→ Do this: Gather all lines in the entries that include the word "JSON".

+++ Items

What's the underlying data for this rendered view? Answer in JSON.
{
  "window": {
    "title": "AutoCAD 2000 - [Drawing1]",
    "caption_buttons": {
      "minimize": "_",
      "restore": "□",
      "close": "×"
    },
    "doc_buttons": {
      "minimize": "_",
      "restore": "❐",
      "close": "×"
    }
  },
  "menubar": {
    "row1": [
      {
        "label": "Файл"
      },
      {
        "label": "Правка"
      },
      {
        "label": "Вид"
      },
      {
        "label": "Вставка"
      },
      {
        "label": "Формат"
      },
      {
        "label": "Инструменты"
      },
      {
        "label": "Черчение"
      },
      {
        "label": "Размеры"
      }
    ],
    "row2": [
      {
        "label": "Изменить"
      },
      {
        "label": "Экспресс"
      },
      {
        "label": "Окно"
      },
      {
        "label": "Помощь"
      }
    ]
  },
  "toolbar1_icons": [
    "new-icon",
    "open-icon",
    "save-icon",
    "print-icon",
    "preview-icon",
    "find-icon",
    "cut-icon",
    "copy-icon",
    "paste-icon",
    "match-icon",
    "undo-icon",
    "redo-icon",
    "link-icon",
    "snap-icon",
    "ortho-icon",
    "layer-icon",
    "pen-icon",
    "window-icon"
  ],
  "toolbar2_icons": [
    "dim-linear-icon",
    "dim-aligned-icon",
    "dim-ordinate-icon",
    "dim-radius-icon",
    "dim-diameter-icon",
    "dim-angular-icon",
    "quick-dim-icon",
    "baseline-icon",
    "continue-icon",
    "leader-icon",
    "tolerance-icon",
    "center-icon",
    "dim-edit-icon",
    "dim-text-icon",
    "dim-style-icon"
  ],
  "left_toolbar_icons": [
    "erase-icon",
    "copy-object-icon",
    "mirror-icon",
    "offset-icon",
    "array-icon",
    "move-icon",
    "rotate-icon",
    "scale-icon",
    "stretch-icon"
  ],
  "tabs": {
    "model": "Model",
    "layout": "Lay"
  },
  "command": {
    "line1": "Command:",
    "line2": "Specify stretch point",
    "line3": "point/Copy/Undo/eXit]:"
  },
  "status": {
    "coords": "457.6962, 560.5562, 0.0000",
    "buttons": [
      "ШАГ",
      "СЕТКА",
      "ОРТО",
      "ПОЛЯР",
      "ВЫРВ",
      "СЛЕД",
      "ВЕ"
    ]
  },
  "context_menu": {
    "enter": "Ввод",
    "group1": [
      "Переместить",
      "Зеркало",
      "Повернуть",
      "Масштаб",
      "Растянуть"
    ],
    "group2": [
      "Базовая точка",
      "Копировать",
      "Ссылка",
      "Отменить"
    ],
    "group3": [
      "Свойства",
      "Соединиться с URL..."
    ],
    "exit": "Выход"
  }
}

++++++
+++ Items

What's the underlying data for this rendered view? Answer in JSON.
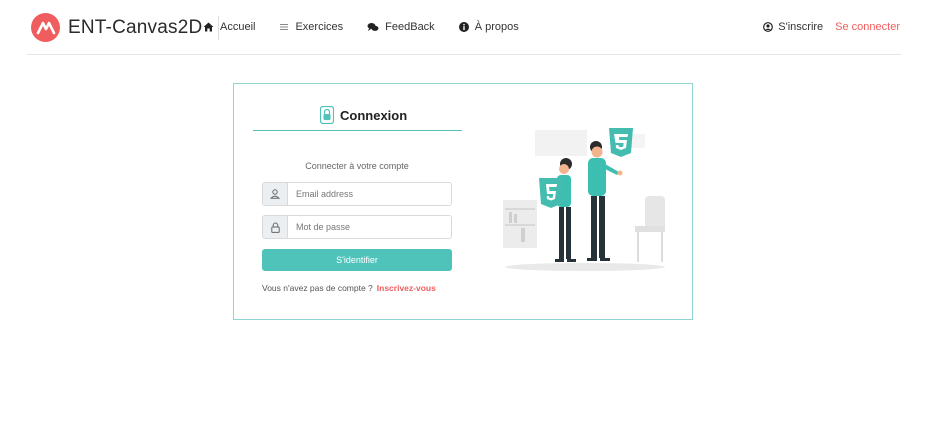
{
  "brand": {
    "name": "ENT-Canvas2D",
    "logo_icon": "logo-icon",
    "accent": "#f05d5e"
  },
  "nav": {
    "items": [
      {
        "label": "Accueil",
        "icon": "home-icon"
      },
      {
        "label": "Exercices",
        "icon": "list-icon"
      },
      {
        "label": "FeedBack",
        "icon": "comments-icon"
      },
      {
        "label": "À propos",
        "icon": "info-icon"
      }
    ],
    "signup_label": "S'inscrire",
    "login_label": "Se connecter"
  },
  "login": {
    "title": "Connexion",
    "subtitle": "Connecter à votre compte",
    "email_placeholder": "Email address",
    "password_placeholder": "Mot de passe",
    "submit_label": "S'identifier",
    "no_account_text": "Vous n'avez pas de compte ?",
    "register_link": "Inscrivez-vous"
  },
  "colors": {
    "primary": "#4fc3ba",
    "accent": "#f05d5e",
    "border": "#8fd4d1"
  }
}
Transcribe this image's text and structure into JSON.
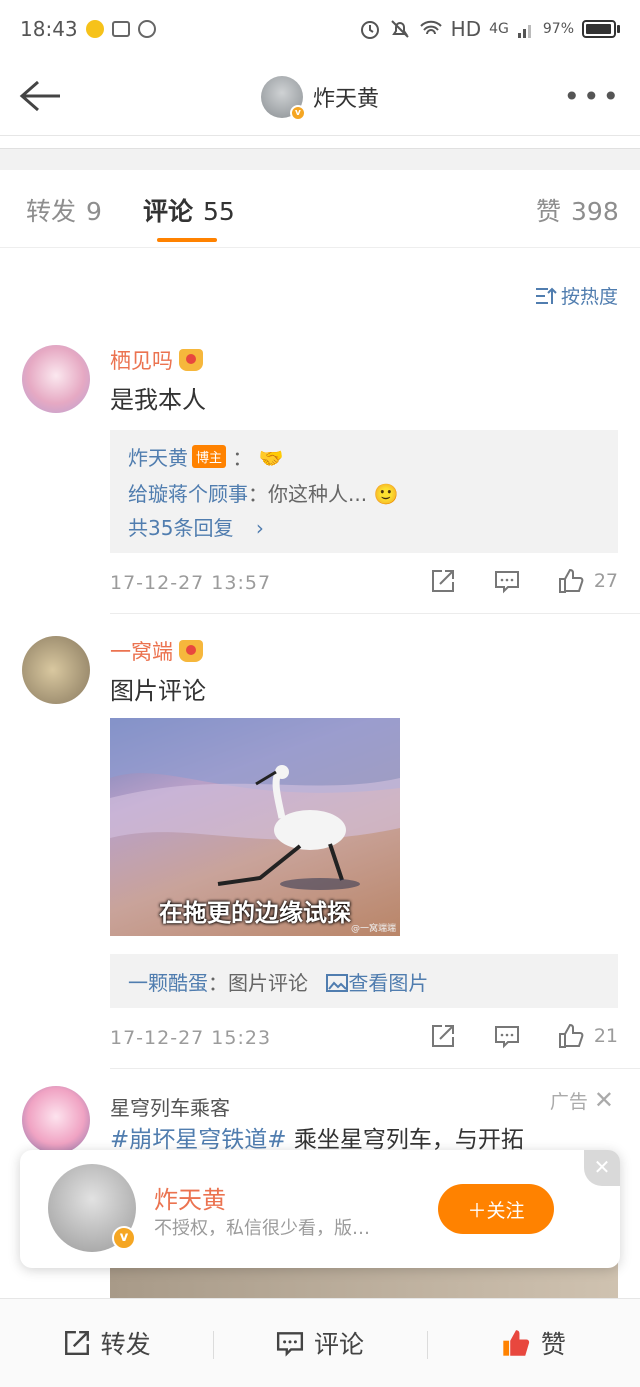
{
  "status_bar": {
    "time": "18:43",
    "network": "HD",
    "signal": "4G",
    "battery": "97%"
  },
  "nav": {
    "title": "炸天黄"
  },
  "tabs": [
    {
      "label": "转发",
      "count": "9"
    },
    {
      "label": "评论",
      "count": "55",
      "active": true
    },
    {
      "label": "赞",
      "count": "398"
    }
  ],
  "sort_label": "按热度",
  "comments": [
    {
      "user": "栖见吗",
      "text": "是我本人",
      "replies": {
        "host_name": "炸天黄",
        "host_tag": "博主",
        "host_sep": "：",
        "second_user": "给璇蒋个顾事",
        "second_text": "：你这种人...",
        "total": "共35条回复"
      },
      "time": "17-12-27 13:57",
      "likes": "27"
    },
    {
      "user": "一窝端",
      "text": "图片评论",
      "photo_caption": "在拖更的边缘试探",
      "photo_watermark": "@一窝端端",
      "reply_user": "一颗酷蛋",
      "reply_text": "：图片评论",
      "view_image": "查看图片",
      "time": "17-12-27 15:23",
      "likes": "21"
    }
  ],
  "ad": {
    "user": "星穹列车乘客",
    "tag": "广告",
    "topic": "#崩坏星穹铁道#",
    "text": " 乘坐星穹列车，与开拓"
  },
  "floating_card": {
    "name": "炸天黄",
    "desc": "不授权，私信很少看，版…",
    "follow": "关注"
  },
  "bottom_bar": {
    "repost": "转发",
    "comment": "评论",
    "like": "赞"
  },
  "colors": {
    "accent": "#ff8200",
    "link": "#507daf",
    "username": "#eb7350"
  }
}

++++++
+++ Items

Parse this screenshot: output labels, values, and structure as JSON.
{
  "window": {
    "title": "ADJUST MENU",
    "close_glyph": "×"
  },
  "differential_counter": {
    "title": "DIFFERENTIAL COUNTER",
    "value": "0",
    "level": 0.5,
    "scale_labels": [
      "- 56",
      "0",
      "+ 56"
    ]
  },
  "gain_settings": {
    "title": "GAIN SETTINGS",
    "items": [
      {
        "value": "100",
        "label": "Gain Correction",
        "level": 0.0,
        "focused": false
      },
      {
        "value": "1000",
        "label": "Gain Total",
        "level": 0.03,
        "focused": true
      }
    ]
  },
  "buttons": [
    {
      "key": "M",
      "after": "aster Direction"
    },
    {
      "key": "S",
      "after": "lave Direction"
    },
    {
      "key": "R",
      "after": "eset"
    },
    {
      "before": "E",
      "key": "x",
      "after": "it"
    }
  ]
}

++++++

→ Solution:
What's the underlying data for this rendered view? Answer in JSON.
What's the underlying data for this rendered view? Answer in JSON.
Transcribe this image's text and structure into JSON.
Parse this screenshot: output labels, values, and structure as JSON.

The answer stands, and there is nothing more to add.